DO THIS
Tally the lines containing the word "Users", and report the tally alone.

Stored data
──────────

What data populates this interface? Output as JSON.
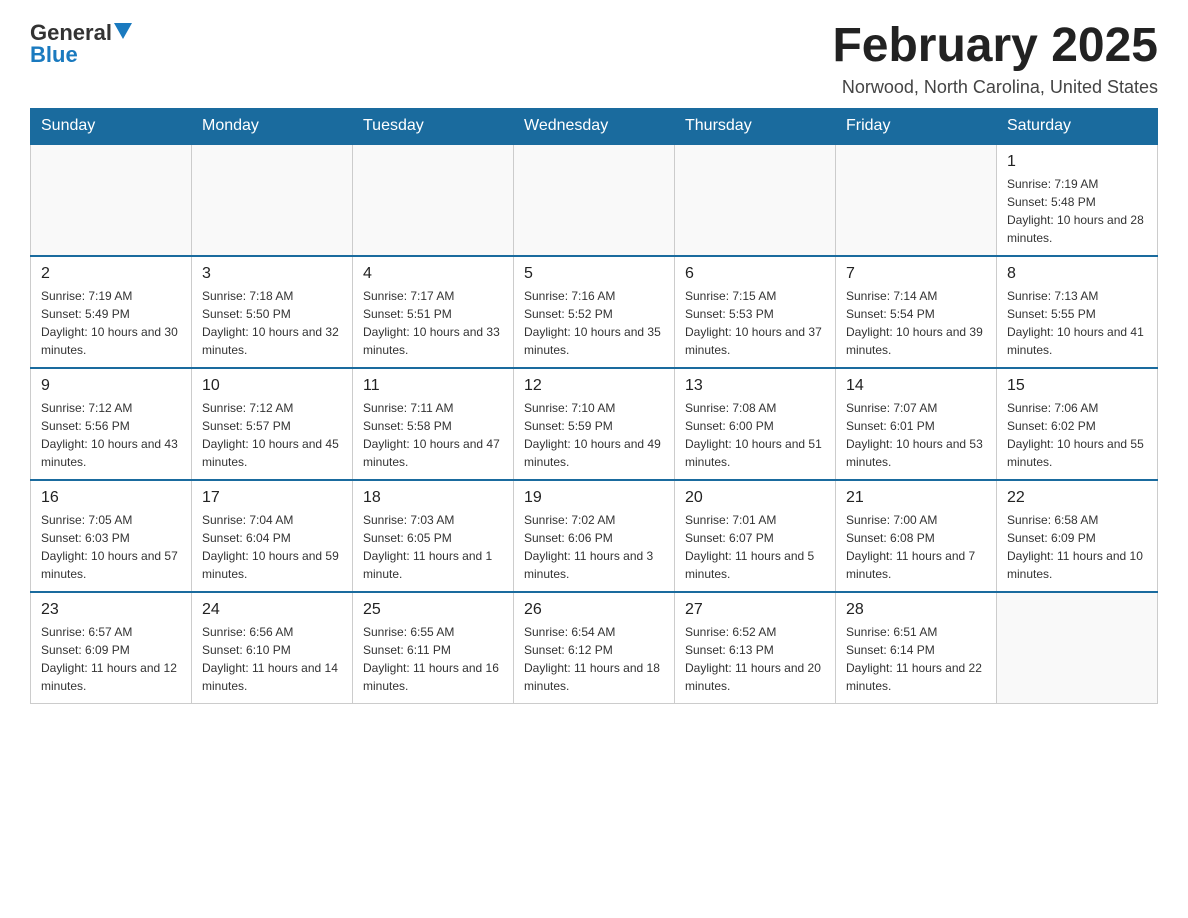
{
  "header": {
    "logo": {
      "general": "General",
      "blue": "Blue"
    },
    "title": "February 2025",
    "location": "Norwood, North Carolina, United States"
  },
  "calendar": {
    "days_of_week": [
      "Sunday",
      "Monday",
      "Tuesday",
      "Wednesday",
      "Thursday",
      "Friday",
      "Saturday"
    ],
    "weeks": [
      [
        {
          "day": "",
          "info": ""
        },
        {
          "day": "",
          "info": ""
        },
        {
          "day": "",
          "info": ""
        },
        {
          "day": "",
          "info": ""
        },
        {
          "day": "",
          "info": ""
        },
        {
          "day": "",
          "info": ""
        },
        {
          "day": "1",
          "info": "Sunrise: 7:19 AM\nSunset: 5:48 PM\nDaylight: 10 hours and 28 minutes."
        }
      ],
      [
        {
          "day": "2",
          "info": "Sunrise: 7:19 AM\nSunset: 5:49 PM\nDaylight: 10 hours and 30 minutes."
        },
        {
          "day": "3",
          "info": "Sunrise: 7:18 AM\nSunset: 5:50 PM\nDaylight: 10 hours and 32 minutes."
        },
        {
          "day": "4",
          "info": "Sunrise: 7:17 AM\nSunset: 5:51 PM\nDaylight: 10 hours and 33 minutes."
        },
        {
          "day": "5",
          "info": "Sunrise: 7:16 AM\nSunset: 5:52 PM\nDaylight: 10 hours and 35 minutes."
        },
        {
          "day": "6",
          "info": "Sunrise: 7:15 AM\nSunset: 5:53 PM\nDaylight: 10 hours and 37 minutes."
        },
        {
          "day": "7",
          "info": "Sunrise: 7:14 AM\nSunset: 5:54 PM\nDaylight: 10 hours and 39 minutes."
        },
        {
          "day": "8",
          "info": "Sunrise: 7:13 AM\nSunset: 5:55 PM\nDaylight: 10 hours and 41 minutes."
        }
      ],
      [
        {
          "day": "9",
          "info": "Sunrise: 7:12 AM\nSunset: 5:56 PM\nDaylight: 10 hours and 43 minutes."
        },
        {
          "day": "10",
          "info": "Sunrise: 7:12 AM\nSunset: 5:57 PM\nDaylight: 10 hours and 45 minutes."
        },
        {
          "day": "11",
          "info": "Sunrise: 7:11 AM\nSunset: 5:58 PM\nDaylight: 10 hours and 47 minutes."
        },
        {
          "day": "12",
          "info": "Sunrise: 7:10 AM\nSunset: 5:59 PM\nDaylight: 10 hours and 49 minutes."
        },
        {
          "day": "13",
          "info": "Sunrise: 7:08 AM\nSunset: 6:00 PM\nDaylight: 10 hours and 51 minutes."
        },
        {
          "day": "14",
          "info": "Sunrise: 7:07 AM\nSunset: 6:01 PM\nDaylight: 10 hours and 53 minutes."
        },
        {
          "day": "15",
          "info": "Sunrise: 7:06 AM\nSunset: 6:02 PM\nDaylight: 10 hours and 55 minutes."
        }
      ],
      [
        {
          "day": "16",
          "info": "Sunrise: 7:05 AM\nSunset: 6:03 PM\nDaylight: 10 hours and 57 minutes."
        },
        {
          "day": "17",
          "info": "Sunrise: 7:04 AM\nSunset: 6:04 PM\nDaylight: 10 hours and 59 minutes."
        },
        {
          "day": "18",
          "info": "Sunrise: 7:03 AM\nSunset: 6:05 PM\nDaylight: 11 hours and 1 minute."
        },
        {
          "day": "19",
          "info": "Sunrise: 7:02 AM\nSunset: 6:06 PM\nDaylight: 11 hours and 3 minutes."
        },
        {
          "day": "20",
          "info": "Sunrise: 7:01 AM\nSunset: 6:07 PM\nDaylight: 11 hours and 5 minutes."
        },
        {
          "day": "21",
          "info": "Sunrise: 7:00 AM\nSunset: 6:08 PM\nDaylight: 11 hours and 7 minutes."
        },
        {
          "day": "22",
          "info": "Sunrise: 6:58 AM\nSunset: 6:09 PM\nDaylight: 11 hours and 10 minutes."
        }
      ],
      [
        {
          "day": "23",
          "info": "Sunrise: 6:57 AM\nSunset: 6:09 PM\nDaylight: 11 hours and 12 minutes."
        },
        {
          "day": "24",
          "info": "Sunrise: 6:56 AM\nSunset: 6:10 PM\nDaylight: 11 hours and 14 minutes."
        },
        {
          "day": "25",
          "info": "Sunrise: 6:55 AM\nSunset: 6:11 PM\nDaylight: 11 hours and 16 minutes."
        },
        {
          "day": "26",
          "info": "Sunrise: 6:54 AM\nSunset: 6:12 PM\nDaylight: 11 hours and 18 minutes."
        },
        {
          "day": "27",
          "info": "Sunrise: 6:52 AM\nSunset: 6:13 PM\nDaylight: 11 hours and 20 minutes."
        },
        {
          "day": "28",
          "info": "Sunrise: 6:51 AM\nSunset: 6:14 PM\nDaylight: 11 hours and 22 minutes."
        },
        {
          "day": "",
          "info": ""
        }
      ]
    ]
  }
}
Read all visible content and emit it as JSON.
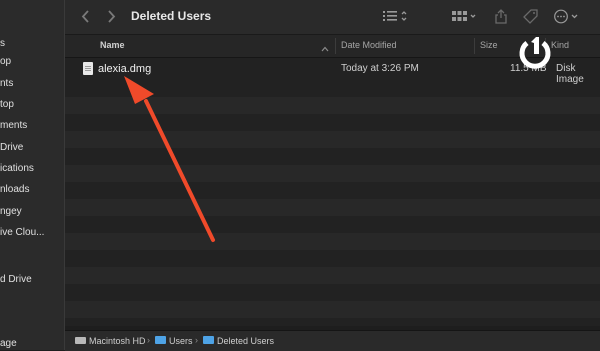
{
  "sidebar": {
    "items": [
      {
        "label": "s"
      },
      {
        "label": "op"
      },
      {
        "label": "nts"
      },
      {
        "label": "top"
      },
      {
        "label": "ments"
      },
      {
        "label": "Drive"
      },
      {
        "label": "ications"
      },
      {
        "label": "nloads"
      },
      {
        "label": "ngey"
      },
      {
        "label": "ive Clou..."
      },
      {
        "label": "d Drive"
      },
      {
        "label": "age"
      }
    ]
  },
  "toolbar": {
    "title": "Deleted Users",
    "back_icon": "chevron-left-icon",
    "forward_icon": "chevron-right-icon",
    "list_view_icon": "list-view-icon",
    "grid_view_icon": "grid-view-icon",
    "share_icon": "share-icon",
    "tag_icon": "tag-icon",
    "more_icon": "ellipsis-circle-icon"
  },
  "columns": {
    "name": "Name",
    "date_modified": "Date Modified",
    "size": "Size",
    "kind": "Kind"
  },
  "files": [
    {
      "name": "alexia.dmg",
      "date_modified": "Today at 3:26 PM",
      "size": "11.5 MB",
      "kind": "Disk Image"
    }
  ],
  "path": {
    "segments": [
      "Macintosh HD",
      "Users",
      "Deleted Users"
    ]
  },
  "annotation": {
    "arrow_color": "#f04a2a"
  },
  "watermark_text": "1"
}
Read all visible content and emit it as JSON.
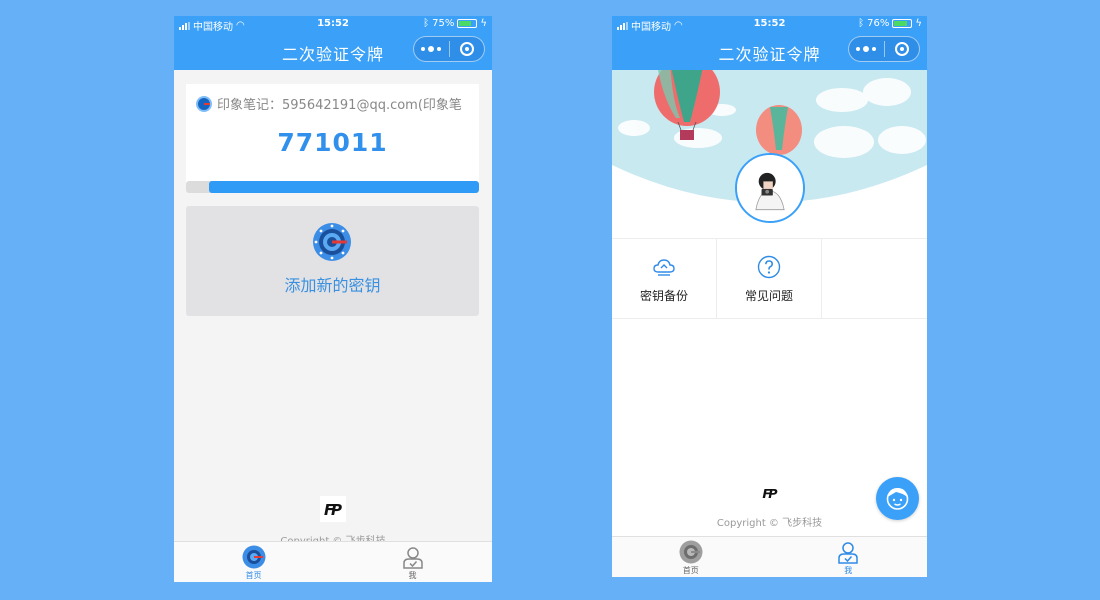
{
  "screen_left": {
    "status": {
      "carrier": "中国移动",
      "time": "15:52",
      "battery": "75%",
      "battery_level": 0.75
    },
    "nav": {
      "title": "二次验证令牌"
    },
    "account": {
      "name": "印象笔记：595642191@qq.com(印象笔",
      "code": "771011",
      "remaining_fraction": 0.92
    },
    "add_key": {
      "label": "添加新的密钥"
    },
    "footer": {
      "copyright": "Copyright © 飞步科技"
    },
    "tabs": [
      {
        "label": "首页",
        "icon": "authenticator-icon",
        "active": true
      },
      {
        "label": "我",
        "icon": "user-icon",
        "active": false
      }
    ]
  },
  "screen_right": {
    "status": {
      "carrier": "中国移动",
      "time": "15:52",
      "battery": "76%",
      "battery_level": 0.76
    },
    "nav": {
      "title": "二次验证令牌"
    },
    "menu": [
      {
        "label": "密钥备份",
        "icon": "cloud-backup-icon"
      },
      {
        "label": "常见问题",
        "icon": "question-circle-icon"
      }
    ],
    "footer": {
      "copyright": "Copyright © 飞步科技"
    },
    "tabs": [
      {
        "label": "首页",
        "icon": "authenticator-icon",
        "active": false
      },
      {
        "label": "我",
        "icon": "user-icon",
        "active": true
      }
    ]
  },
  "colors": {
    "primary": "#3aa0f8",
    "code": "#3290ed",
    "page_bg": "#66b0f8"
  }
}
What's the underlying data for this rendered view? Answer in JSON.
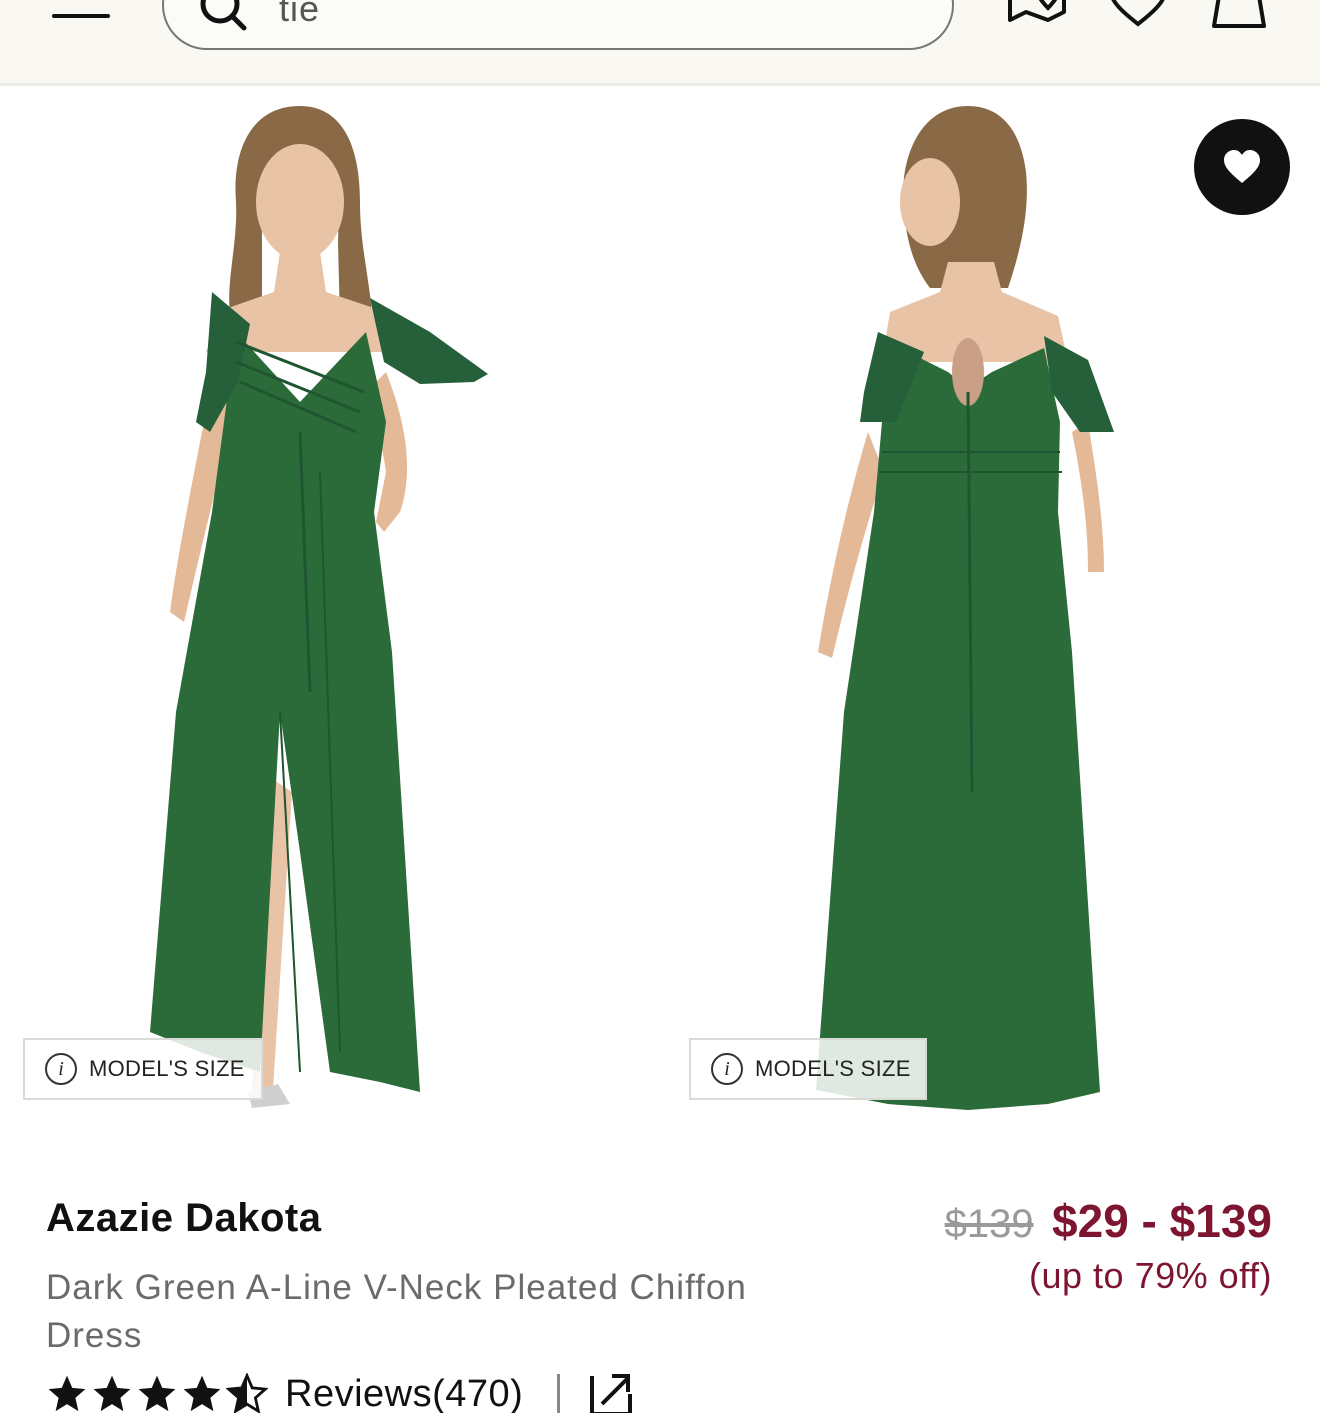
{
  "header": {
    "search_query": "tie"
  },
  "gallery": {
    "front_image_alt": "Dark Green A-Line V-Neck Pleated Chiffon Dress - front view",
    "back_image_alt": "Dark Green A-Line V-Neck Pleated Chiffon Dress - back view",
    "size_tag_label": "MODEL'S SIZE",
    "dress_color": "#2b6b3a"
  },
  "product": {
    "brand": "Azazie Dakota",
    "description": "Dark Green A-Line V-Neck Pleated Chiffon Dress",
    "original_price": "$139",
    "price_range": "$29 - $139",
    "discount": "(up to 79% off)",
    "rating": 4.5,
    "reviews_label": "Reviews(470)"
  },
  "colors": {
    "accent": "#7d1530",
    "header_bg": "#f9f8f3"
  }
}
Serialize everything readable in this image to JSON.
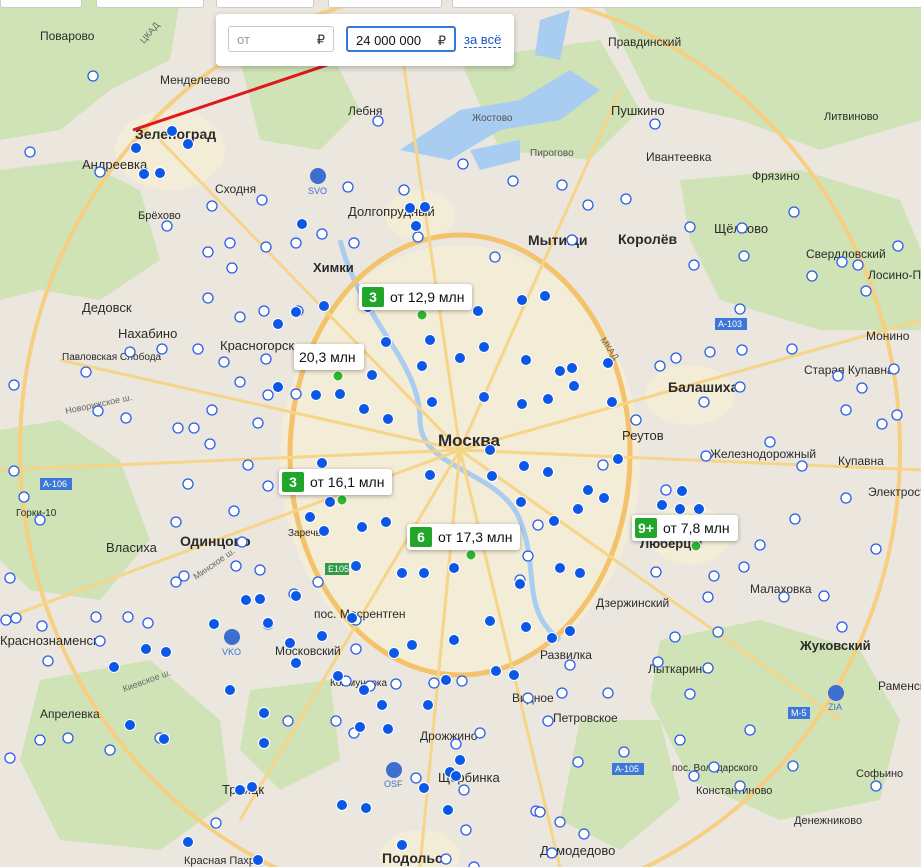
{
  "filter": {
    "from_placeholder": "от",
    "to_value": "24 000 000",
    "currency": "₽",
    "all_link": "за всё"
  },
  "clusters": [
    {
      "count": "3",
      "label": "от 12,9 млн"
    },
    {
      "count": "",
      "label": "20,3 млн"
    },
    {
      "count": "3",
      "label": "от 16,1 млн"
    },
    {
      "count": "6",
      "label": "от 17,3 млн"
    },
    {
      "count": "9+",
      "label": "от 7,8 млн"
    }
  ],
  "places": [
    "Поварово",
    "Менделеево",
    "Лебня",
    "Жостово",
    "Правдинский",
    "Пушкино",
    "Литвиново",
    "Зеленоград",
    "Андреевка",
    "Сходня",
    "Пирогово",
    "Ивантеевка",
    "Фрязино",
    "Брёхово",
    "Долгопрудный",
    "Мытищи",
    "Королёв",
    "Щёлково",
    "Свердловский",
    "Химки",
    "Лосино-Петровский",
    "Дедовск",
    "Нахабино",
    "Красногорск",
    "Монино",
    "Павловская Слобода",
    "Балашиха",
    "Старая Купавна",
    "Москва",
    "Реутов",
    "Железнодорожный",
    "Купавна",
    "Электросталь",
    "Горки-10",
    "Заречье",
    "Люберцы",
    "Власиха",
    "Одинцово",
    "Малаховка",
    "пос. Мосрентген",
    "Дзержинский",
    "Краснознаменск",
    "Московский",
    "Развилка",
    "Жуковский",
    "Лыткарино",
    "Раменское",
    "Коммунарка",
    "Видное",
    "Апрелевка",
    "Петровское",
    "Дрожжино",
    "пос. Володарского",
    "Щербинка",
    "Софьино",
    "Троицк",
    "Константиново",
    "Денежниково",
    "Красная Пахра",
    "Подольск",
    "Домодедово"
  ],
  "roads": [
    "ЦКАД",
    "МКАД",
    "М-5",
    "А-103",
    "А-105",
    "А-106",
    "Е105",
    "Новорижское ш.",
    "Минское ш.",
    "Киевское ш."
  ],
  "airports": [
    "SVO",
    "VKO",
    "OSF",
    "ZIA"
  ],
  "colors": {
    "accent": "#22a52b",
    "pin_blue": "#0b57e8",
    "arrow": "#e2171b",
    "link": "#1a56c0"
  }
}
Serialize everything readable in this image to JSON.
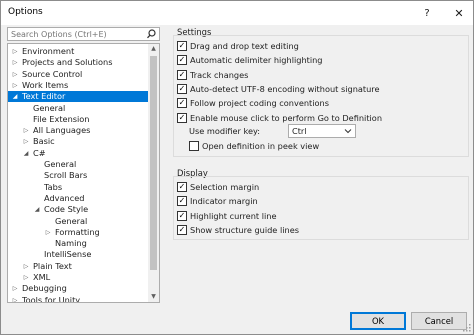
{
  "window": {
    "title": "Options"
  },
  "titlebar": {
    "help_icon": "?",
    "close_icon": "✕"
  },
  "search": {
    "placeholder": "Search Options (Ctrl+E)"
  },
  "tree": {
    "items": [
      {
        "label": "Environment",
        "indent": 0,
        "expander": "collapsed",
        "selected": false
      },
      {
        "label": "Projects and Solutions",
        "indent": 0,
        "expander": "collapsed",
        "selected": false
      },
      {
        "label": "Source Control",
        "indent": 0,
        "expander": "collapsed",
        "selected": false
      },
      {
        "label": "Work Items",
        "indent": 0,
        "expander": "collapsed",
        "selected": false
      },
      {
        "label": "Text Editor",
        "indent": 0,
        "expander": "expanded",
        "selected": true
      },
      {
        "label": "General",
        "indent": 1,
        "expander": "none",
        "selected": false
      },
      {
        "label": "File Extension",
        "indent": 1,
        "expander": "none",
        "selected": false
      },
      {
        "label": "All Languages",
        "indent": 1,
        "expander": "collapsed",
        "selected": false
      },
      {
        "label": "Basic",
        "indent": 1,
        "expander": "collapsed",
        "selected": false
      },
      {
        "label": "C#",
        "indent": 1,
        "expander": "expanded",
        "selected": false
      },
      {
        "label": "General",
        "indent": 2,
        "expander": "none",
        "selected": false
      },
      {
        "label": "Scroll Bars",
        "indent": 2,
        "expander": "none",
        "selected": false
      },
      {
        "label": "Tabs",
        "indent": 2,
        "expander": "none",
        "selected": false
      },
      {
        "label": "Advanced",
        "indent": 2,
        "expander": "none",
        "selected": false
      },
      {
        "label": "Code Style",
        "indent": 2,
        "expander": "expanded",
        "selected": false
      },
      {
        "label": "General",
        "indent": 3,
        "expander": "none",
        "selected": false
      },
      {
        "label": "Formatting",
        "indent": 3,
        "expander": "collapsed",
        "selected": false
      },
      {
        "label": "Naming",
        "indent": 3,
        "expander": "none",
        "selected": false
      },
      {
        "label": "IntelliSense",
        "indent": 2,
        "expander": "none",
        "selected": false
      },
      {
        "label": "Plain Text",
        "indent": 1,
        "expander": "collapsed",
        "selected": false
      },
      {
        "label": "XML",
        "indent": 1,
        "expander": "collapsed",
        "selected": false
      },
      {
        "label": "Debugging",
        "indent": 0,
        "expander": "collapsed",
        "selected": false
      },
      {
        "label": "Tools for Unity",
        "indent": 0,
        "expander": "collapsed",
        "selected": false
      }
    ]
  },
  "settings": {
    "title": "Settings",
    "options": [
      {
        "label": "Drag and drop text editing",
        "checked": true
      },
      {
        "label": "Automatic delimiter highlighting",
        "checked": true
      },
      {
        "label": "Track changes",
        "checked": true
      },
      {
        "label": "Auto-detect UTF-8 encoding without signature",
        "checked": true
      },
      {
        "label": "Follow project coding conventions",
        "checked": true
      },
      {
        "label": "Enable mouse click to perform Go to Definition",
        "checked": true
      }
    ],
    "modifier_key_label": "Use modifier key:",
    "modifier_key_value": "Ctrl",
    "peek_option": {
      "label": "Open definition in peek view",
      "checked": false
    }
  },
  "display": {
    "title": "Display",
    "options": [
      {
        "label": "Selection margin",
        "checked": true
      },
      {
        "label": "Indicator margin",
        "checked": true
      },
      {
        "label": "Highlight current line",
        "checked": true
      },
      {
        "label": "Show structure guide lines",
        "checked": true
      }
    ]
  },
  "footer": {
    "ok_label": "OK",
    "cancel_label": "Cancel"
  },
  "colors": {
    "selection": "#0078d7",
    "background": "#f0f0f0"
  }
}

──────────

REPLY
3